TASK GOAL: Gather, from the listing beneath this task, every line holding the string "Actividades".

DATA SUPPLIED:
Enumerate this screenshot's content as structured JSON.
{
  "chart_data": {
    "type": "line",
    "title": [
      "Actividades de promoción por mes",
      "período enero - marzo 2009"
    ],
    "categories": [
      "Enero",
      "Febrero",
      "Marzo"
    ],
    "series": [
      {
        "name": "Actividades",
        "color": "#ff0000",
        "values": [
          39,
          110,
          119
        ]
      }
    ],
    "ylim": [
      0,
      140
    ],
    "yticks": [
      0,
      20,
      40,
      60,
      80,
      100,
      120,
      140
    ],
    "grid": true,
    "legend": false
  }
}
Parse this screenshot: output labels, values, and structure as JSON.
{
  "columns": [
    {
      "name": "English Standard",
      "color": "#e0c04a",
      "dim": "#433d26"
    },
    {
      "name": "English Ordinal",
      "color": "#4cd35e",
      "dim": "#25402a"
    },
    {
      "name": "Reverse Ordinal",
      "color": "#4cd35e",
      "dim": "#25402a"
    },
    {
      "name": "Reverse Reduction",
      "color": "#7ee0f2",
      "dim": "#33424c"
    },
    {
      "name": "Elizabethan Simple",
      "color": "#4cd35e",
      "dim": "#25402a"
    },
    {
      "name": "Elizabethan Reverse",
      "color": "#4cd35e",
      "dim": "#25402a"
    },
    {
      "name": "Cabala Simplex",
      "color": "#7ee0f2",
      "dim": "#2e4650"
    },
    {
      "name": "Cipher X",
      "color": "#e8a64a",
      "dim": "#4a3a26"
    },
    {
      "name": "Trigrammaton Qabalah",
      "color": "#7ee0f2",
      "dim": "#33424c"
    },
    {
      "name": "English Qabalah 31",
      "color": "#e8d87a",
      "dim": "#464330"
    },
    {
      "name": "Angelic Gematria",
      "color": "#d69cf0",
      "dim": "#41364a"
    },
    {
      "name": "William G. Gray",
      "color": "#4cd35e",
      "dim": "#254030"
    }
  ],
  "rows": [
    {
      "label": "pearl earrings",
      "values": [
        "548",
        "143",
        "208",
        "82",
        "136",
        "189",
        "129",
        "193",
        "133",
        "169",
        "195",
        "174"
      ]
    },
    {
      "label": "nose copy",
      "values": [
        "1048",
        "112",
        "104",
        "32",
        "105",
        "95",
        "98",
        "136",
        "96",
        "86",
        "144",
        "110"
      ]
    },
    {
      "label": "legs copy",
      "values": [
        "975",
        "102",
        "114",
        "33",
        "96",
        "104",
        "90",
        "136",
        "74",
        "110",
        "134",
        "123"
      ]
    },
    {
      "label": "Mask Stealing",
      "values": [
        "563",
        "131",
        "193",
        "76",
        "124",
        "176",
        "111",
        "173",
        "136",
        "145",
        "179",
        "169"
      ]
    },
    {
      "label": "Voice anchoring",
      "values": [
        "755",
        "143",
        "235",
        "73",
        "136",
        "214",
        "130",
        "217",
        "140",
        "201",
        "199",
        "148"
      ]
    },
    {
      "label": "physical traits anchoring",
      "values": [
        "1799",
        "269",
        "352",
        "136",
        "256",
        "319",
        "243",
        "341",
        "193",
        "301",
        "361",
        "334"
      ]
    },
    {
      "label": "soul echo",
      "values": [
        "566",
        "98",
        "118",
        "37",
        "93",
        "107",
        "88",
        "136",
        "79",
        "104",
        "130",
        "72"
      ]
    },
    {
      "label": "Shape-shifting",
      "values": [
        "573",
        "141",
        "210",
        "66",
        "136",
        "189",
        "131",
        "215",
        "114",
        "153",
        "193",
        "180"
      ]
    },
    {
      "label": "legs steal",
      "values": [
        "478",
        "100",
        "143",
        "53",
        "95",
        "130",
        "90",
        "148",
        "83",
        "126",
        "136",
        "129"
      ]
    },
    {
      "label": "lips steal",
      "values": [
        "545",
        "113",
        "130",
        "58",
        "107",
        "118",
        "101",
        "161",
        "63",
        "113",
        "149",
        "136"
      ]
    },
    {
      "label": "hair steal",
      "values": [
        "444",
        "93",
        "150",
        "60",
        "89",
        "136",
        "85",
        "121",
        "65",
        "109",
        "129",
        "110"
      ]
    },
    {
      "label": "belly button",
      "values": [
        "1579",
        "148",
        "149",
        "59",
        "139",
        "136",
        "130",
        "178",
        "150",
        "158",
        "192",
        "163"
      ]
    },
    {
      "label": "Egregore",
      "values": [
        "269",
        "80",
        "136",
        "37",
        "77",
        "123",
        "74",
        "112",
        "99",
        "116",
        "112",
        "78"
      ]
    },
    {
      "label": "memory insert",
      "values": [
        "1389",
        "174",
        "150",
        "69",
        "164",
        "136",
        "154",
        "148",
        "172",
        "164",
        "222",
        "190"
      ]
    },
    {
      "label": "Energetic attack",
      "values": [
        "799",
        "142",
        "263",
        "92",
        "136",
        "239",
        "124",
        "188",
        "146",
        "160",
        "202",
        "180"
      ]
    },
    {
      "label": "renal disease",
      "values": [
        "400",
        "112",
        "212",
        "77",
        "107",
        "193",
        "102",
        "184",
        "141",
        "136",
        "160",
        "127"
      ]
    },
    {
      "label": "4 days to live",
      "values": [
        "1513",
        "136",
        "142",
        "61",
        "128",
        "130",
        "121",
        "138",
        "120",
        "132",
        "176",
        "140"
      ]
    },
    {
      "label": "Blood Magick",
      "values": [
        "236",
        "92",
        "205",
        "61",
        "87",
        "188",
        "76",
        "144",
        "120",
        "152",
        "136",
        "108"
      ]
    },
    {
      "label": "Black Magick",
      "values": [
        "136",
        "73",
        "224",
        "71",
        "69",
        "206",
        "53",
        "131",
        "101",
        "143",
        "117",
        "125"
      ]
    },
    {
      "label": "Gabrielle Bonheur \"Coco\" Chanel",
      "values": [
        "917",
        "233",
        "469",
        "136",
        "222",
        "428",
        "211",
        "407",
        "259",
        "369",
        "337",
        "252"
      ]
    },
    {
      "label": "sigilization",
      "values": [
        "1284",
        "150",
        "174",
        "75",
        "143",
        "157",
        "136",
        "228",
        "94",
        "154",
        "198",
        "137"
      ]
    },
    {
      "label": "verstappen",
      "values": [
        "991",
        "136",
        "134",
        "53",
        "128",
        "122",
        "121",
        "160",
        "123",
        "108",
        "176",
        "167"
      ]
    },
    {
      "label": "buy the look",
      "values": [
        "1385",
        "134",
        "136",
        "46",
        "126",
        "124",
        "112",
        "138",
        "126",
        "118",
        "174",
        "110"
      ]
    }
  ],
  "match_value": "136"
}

==

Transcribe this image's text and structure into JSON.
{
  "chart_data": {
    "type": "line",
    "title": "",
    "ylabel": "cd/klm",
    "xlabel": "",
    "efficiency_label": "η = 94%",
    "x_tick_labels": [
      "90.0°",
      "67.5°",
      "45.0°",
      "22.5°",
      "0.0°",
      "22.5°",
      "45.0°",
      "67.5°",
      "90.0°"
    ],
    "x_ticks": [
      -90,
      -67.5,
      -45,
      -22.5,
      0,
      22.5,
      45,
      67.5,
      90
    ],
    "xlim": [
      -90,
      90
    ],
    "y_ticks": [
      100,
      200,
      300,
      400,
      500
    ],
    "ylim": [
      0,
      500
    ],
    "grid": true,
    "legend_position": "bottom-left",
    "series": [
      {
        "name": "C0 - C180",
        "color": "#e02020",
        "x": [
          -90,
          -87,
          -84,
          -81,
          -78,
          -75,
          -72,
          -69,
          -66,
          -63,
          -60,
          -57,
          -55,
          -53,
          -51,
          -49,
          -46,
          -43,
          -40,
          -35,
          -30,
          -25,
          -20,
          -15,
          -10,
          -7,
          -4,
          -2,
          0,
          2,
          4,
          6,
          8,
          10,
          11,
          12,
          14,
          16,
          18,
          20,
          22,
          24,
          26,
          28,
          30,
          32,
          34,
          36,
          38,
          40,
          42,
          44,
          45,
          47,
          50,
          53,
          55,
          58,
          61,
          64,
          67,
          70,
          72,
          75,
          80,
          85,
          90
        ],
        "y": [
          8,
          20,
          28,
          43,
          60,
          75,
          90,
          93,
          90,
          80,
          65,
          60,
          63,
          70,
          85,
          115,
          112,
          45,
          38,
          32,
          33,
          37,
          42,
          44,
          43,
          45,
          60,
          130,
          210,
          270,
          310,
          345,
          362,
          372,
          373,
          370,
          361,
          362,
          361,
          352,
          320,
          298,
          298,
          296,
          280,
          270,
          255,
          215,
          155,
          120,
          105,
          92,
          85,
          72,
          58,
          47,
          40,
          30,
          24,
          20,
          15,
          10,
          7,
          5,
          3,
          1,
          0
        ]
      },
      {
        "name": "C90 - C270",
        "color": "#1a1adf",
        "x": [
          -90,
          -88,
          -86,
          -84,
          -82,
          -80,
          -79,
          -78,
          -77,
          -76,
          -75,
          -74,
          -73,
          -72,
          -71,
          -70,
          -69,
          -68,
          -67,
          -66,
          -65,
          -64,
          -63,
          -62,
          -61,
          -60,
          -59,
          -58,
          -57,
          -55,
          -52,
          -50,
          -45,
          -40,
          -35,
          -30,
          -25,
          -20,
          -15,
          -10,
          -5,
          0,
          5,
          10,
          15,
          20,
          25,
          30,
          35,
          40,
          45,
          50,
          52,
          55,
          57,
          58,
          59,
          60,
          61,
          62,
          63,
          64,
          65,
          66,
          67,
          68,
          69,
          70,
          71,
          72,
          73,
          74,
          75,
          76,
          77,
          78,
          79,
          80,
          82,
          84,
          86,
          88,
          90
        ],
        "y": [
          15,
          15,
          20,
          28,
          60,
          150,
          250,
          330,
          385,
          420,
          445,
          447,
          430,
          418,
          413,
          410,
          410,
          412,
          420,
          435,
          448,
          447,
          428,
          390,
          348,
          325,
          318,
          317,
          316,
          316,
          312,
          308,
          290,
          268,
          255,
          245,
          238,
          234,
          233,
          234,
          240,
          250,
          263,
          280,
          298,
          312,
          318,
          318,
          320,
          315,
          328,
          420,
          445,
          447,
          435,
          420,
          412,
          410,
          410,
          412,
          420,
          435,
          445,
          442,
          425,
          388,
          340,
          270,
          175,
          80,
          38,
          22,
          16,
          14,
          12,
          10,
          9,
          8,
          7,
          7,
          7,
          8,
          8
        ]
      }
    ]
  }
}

ANSWER TO THE EXERCISE:
      "Actividades de promoción por mes",
        "name": "Actividades",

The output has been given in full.